[WHAT THE TASK REQUIRES]:
Find the lines that include the string "eyes" and report how many there are. Give no other text.

[RAW RECORDS]:
»»

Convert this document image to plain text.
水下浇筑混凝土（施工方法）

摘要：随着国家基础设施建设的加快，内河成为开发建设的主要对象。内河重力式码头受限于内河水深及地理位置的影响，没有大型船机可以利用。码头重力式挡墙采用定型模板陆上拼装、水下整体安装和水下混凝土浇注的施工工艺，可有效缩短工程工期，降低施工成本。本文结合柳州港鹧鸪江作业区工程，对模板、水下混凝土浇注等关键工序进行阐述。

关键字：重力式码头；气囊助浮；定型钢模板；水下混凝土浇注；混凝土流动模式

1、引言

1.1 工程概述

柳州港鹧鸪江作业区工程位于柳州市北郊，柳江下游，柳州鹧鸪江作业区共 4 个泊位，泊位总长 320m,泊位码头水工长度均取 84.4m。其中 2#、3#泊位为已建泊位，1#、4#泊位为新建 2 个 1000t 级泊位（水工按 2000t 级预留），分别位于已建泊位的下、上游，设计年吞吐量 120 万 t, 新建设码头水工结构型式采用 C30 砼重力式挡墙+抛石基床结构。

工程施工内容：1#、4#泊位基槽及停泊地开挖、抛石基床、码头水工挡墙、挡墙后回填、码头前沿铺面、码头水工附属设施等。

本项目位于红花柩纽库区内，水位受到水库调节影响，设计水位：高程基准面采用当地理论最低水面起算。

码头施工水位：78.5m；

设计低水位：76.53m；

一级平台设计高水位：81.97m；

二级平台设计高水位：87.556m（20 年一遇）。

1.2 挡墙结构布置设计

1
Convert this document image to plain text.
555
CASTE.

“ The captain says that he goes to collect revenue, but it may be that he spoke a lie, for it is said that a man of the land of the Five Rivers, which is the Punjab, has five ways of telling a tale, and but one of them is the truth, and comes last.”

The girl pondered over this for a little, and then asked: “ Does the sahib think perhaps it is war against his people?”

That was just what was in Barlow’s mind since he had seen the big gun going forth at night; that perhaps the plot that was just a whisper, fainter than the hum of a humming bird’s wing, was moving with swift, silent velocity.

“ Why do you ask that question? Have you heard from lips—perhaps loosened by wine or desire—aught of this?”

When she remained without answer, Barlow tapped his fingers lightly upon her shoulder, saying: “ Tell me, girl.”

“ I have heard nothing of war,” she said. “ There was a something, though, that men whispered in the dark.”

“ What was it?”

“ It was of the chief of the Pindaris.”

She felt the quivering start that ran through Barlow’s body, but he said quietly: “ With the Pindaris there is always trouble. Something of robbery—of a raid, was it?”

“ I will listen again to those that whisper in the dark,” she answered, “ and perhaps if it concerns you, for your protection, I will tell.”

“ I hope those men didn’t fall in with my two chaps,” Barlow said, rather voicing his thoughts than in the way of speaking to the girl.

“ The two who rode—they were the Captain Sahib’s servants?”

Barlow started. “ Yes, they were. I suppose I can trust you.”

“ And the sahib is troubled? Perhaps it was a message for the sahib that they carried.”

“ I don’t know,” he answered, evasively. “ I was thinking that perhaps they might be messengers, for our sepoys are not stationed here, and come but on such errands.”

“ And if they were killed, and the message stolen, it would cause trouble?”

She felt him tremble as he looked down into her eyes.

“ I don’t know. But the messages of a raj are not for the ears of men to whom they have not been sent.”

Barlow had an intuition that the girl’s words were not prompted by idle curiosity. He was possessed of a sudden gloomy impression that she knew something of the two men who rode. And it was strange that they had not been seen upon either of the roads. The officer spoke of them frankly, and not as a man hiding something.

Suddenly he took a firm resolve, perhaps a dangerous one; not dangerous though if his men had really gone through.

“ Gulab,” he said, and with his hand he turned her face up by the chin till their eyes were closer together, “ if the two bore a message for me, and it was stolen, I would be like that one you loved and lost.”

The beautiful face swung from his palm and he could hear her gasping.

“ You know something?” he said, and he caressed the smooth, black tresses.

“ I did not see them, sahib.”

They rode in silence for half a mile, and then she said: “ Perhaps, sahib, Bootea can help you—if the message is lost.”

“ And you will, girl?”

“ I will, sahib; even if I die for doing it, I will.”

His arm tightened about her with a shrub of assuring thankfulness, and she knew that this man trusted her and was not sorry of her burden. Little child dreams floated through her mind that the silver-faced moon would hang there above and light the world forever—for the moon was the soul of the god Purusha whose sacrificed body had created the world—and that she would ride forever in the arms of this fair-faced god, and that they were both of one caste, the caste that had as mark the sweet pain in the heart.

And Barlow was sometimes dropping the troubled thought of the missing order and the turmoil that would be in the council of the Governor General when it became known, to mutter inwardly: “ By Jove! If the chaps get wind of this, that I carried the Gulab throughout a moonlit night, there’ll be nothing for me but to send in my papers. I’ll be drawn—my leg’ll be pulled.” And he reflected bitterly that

««

[SOLUTION]:
2